Copy out all the records exactly.
# start of EXCERPTED DATA
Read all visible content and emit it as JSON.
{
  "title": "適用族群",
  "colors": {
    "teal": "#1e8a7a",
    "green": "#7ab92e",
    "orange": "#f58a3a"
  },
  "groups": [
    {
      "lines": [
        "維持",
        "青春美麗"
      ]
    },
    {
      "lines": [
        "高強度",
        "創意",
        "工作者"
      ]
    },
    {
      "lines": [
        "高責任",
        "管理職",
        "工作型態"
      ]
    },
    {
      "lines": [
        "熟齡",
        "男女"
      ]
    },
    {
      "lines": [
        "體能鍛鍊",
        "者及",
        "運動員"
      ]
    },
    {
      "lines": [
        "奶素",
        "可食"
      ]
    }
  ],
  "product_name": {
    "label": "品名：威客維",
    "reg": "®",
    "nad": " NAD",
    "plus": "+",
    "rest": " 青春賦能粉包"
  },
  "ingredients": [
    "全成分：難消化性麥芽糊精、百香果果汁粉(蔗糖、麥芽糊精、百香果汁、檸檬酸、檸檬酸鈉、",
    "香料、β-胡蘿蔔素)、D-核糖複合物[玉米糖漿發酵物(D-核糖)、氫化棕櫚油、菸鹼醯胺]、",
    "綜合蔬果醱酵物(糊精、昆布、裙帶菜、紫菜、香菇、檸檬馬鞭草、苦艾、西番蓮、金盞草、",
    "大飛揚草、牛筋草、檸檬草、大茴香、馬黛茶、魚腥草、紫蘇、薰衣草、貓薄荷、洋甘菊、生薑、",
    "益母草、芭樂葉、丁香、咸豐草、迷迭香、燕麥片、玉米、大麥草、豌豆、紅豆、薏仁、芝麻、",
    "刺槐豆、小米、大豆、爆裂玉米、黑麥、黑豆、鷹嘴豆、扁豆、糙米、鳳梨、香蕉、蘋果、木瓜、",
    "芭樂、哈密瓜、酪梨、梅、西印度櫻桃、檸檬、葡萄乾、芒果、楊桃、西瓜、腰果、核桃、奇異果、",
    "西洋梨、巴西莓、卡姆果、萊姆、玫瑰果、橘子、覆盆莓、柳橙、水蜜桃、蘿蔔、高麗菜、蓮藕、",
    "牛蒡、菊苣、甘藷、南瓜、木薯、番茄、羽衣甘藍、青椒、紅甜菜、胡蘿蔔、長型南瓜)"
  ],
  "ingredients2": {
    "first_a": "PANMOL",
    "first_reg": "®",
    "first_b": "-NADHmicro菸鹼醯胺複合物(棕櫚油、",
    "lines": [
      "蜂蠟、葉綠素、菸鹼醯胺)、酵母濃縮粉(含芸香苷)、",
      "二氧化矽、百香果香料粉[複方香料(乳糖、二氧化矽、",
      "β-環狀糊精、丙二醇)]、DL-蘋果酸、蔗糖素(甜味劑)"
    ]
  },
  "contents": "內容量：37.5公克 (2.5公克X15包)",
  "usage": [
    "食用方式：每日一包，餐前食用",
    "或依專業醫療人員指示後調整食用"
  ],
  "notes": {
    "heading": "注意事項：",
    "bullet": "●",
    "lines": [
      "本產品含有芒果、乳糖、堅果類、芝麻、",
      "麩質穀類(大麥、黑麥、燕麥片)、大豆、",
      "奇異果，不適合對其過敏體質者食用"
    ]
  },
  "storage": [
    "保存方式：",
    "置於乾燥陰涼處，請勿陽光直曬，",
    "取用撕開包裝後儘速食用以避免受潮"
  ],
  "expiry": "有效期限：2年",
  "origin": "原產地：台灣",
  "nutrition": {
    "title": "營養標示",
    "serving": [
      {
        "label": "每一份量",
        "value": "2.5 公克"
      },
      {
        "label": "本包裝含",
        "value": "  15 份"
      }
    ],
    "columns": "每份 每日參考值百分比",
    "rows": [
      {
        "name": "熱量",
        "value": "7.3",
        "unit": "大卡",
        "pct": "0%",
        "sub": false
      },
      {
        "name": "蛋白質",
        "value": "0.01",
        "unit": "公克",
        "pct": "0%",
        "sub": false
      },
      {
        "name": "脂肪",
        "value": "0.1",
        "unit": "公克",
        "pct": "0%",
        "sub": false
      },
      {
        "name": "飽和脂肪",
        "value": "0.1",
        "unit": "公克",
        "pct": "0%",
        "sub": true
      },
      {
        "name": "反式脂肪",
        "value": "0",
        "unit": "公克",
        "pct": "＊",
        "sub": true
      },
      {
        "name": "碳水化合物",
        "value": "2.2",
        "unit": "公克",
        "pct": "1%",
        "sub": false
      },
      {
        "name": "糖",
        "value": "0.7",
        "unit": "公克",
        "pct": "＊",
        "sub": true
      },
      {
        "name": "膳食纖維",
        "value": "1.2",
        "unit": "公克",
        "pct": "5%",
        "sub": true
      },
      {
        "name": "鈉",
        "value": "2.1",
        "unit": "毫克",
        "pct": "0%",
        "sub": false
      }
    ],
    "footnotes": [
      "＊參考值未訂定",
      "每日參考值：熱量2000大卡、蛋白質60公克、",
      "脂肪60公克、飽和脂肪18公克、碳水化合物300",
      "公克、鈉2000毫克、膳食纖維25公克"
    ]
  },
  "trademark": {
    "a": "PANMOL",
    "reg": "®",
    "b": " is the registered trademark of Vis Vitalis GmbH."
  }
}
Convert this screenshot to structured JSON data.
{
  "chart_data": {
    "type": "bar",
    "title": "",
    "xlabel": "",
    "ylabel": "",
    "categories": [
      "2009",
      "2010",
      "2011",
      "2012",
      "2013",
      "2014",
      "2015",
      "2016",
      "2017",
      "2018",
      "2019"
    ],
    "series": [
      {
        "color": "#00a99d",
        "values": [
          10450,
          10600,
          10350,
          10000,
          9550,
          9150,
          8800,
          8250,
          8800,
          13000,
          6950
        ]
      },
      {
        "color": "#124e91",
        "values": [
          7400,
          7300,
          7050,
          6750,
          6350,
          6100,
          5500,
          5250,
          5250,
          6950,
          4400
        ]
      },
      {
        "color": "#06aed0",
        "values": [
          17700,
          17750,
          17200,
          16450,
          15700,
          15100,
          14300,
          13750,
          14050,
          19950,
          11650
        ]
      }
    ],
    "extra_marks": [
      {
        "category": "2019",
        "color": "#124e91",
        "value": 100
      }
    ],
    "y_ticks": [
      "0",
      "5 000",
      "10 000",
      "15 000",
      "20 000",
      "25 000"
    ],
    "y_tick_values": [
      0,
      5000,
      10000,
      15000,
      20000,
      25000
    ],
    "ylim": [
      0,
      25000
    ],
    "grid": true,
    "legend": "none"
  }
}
# end of EXCERPTED DATA
▶ REPLY TO THE TASK
Read all visible content and emit it as JSON.
{
  "title": "適用族群",
  "colors": {
    "teal": "#1e8a7a",
    "green": "#7ab92e",
    "orange": "#f58a3a"
  },
  "groups": [
    {
      "lines": [
        "維持",
        "青春美麗"
      ]
    },
    {
      "lines": [
        "高強度",
        "創意",
        "工作者"
      ]
    },
    {
      "lines": [
        "高責任",
        "管理職",
        "工作型態"
      ]
    },
    {
      "lines": [
        "熟齡",
        "男女"
      ]
    },
    {
      "lines": [
        "體能鍛鍊",
        "者及",
        "運動員"
      ]
    },
    {
      "lines": [
        "奶素",
        "可食"
      ]
    }
  ],
  "product_name": {
    "label": "品名：威客維",
    "reg": "®",
    "nad": " NAD",
    "plus": "+",
    "rest": " 青春賦能粉包"
  },
  "ingredients": [
    "全成分：難消化性麥芽糊精、百香果果汁粉(蔗糖、麥芽糊精、百香果汁、檸檬酸、檸檬酸鈉、",
    "香料、β-胡蘿蔔素)、D-核糖複合物[玉米糖漿發酵物(D-核糖)、氫化棕櫚油、菸鹼醯胺]、",
    "綜合蔬果醱酵物(糊精、昆布、裙帶菜、紫菜、香菇、檸檬馬鞭草、苦艾、西番蓮、金盞草、",
    "大飛揚草、牛筋草、檸檬草、大茴香、馬黛茶、魚腥草、紫蘇、薰衣草、貓薄荷、洋甘菊、生薑、",
    "益母草、芭樂葉、丁香、咸豐草、迷迭香、燕麥片、玉米、大麥草、豌豆、紅豆、薏仁、芝麻、",
    "刺槐豆、小米、大豆、爆裂玉米、黑麥、黑豆、鷹嘴豆、扁豆、糙米、鳳梨、香蕉、蘋果、木瓜、",
    "芭樂、哈密瓜、酪梨、梅、西印度櫻桃、檸檬、葡萄乾、芒果、楊桃、西瓜、腰果、核桃、奇異果、",
    "西洋梨、巴西莓、卡姆果、萊姆、玫瑰果、橘子、覆盆莓、柳橙、水蜜桃、蘿蔔、高麗菜、蓮藕、",
    "牛蒡、菊苣、甘藷、南瓜、木薯、番茄、羽衣甘藍、青椒、紅甜菜、胡蘿蔔、長型南瓜)"
  ],
  "ingredients2": {
    "first_a": "PANMOL",
    "first_reg": "®",
    "first_b": "-NADHmicro菸鹼醯胺複合物(棕櫚油、",
    "lines": [
      "蜂蠟、葉綠素、菸鹼醯胺)、酵母濃縮粉(含芸香苷)、",
      "二氧化矽、百香果香料粉[複方香料(乳糖、二氧化矽、",
      "β-環狀糊精、丙二醇)]、DL-蘋果酸、蔗糖素(甜味劑)"
    ]
  },
  "contents": "內容量：37.5公克 (2.5公克X15包)",
  "usage": [
    "食用方式：每日一包，餐前食用",
    "或依專業醫療人員指示後調整食用"
  ],
  "notes": {
    "heading": "注意事項：",
    "bullet": "●",
    "lines": [
      "本產品含有芒果、乳糖、堅果類、芝麻、",
      "麩質穀類(大麥、黑麥、燕麥片)、大豆、",
      "奇異果，不適合對其過敏體質者食用"
    ]
  },
  "storage": [
    "保存方式：",
    "置於乾燥陰涼處，請勿陽光直曬，",
    "取用撕開包裝後儘速食用以避免受潮"
  ],
  "expiry": "有效期限：2年",
  "origin": "原產地：台灣",
  "nutrition": {
    "title": "營養標示",
    "serving": [
      {
        "label": "每一份量",
        "value": "2.5 公克"
      },
      {
        "label": "本包裝含",
        "value": "  15 份"
      }
    ],
    "columns": "每份 每日參考值百分比",
    "rows": [
      {
        "name": "熱量",
        "value": "7.3",
        "unit": "大卡",
        "pct": "0%",
        "sub": false
      },
      {
        "name": "蛋白質",
        "value": "0.01",
        "unit": "公克",
        "pct": "0%",
        "sub": false
      },
      {
        "name": "脂肪",
        "value": "0.1",
        "unit": "公克",
        "pct": "0%",
        "sub": false
      },
      {
        "name": "飽和脂肪",
        "value": "0.1",
        "unit": "公克",
        "pct": "0%",
        "sub": true
      },
      {
        "name": "反式脂肪",
        "value": "0",
        "unit": "公克",
        "pct": "＊",
        "sub": true
      },
      {
        "name": "碳水化合物",
        "value": "2.2",
        "unit": "公克",
        "pct": "1%",
        "sub": false
      },
      {
        "name": "糖",
        "value": "0.7",
        "unit": "公克",
        "pct": "＊",
        "sub": true
      },
      {
        "name": "膳食纖維",
        "value": "1.2",
        "unit": "公克",
        "pct": "5%",
        "sub": true
      },
      {
        "name": "鈉",
        "value": "2.1",
        "unit": "毫克",
        "pct": "0%",
        "sub": false
      }
    ],
    "footnotes": [
      "＊參考值未訂定",
      "每日參考值：熱量2000大卡、蛋白質60公克、",
      "脂肪60公克、飽和脂肪18公克、碳水化合物300",
      "公克、鈉2000毫克、膳食纖維25公克"
    ]
  },
  "trademark": {
    "a": "PANMOL",
    "reg": "®",
    "b": " is the registered trademark of Vis Vitalis GmbH."
  }
}
Convert this screenshot to structured JSON data.
{
  "chart_data": {
    "type": "bar",
    "title": "",
    "xlabel": "",
    "ylabel": "",
    "categories": [
      "2009",
      "2010",
      "2011",
      "2012",
      "2013",
      "2014",
      "2015",
      "2016",
      "2017",
      "2018",
      "2019"
    ],
    "series": [
      {
        "color": "#00a99d",
        "values": [
          10450,
          10600,
          10350,
          10000,
          9550,
          9150,
          8800,
          8250,
          8800,
          13000,
          6950
        ]
      },
      {
        "color": "#124e91",
        "values": [
          7400,
          7300,
          7050,
          6750,
          6350,
          6100,
          5500,
          5250,
          5250,
          6950,
          4400
        ]
      },
      {
        "color": "#06aed0",
        "values": [
          17700,
          17750,
          17200,
          16450,
          15700,
          15100,
          14300,
          13750,
          14050,
          19950,
          11650
        ]
      }
    ],
    "extra_marks": [
      {
        "category": "2019",
        "color": "#124e91",
        "value": 100
      }
    ],
    "y_ticks": [
      "0",
      "5 000",
      "10 000",
      "15 000",
      "20 000",
      "25 000"
    ],
    "y_tick_values": [
      0,
      5000,
      10000,
      15000,
      20000,
      25000
    ],
    "ylim": [
      0,
      25000
    ],
    "grid": true,
    "legend": "none"
  }
}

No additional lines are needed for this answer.